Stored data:
++++
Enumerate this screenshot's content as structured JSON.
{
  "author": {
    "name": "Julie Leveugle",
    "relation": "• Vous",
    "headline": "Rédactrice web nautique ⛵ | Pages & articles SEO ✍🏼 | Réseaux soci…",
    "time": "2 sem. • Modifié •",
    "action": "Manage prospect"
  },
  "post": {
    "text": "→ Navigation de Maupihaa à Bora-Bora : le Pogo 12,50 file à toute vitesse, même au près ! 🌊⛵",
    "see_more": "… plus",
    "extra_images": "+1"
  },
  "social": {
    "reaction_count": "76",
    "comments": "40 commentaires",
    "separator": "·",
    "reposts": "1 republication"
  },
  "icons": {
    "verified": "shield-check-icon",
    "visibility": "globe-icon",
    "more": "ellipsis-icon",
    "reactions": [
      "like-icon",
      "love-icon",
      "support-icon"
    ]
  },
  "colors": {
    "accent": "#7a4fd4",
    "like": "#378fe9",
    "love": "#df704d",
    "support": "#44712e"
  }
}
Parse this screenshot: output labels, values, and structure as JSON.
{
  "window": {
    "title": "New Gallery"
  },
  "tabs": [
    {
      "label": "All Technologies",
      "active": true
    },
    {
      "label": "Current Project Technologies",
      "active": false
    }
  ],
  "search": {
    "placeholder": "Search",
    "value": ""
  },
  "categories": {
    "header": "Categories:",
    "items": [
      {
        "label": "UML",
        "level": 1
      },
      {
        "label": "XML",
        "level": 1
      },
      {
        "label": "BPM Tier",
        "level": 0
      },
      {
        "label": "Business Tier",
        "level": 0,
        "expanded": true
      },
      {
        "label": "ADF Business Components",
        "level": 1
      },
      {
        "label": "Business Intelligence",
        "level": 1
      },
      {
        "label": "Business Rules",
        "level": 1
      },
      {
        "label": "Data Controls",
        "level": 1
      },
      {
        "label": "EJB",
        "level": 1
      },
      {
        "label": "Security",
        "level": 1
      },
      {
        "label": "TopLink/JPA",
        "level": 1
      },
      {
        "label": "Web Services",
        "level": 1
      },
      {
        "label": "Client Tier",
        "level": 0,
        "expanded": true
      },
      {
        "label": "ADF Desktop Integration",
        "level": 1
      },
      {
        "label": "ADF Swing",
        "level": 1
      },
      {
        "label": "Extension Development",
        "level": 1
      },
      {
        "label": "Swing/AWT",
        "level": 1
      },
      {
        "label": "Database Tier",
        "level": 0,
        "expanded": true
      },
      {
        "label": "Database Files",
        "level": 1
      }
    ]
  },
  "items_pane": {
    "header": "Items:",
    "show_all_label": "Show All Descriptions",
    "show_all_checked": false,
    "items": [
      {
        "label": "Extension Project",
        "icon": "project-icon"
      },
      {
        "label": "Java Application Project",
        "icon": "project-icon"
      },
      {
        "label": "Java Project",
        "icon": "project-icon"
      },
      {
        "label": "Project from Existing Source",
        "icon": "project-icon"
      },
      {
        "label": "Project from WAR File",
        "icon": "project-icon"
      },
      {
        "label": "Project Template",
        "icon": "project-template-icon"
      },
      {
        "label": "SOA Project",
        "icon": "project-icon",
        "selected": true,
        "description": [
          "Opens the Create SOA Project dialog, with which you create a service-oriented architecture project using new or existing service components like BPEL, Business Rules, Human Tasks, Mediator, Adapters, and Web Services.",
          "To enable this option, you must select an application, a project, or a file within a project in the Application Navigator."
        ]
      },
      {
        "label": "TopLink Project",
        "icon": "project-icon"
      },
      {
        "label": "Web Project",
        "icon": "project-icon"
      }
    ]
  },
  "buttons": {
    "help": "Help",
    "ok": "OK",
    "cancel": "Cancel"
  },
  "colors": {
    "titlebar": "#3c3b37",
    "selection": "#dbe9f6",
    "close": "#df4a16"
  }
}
++++
### TASK GOAL
Each line that contains the string "from" counts once; say how many there are and nothing else.

### FULL OUTPUT
2